ESTRATTO DEL DOCUMENTO
·····

Con l’insediamento della Commissione si completa l’applicazione delle direttive di attuazione del capitolo primo dedicato all’agrobiodiversità presente nella legge regionale 16 dell’8 agosto 2014 che interviene su “Norme in materia di agricoltura e sviluppo rurale: agrobiodiversità, marchio collettivo, distretti”.
Per le attività, come per esempio la stipula di convenzioni con le Banche del Germoplasma, è prevista una dotazione finanziaria di 300mila euro.
Le razze rustiche. Le razze autoctone già tutelate in Sardegna sono: la pecora sarda e quella nera di Arbus, l’asino sardo e quello dell’Asinara, la capra sarda e quella sarda primitiva, la vacca sarda e quelle sardo-modicana e sardo bruna, il cavallo della Giara e quello del Sarcidano, il suino sardo.

·····

DATI FORNITI
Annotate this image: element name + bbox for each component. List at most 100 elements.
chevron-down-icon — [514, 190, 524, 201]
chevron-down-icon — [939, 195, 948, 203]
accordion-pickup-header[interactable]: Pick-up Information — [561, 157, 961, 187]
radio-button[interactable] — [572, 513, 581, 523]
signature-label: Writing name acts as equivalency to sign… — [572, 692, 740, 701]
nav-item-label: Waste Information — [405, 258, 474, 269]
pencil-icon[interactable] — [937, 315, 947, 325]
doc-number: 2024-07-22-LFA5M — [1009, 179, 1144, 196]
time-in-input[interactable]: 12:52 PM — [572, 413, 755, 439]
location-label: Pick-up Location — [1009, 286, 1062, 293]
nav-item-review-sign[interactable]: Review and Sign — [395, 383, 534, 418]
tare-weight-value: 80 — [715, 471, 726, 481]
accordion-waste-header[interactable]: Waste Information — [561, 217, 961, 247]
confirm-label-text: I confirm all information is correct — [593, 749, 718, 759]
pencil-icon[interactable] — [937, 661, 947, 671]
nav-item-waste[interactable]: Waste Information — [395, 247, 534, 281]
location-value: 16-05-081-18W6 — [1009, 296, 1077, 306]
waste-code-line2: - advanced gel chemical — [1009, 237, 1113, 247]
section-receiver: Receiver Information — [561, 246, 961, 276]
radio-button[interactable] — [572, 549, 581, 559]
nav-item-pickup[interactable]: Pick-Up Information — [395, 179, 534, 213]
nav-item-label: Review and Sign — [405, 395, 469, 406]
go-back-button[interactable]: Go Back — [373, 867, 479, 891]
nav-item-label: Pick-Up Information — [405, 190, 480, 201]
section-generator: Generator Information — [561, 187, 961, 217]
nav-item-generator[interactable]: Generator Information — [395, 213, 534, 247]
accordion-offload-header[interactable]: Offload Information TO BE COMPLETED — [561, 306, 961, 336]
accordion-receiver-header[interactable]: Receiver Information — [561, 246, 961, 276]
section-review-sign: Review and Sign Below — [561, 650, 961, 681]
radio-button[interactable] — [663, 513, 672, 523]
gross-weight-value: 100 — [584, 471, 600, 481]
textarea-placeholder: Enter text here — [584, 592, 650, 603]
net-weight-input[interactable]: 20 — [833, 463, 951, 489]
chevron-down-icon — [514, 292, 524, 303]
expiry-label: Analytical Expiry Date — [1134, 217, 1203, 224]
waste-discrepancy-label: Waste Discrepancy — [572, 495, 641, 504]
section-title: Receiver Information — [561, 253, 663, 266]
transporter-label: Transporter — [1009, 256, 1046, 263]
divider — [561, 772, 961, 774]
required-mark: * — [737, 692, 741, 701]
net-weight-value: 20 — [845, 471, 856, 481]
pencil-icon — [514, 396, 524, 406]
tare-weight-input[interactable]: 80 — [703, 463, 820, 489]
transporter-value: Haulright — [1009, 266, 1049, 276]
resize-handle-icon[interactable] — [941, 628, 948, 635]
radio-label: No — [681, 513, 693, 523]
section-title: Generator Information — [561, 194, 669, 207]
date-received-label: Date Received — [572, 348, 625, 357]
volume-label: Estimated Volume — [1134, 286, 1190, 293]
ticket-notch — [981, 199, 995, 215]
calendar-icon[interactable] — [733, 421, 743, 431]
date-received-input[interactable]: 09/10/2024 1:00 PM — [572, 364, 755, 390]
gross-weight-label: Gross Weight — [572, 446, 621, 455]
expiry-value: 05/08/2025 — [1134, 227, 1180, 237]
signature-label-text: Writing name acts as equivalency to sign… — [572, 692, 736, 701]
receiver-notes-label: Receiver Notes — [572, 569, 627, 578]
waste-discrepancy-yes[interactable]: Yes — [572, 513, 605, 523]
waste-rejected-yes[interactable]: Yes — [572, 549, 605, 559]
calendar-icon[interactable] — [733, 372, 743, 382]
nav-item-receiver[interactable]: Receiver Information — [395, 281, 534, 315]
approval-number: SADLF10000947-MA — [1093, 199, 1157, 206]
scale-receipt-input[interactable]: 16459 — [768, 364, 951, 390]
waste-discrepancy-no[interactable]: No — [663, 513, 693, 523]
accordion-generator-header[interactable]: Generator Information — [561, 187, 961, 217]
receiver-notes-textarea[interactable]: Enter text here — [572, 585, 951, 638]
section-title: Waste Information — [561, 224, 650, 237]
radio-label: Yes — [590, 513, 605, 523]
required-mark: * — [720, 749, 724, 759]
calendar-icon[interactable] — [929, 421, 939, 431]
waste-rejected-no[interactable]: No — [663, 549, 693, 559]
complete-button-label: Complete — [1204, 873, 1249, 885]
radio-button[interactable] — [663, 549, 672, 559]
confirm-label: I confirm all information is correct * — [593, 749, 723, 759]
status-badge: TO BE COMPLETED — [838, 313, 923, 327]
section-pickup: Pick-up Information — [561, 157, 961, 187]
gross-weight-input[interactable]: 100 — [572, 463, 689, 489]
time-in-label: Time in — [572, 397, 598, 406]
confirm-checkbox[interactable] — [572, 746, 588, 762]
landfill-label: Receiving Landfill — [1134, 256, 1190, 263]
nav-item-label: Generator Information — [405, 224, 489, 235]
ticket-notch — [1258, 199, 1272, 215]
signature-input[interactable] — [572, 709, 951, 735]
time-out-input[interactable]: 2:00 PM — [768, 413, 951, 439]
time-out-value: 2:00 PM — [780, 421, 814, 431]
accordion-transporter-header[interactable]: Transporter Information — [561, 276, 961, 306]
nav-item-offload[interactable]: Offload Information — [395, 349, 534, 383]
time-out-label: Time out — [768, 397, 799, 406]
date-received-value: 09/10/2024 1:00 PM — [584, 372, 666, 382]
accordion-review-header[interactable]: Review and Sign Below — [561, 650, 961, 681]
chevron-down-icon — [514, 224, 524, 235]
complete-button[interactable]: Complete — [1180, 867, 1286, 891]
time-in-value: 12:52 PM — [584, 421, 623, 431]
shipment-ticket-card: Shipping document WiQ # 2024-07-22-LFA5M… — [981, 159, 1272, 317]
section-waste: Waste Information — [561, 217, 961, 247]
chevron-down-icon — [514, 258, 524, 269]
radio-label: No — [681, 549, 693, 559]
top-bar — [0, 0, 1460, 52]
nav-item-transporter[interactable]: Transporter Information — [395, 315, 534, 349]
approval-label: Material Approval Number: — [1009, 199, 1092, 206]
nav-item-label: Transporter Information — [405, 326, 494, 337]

·····

CONSEGNA
Trascrivi, senza cambiare nulla, la parte del testo sull'agrobiodiversità in Sardegna che va da "Per le attività, come" a "il suino sardo.", estremi inclusi.

ESERCIZIO SVOLTO
Per le attività, come per esempio la stipula di convenzioni con le Banche del Germoplasma, è prevista una dotazione finanziaria di 300mila euro.
Le razze rustiche. Le razze autoctone già tutelate in Sardegna sono: la pecora sarda e quella nera di Arbus, l’asino sardo e quello dell’Asinara, la capra sarda e quella sarda primitiva, la vacca sarda e quelle sardo-modicana e sardo bruna, il cavallo della Giara e quello del Sarcidano, il suino sardo.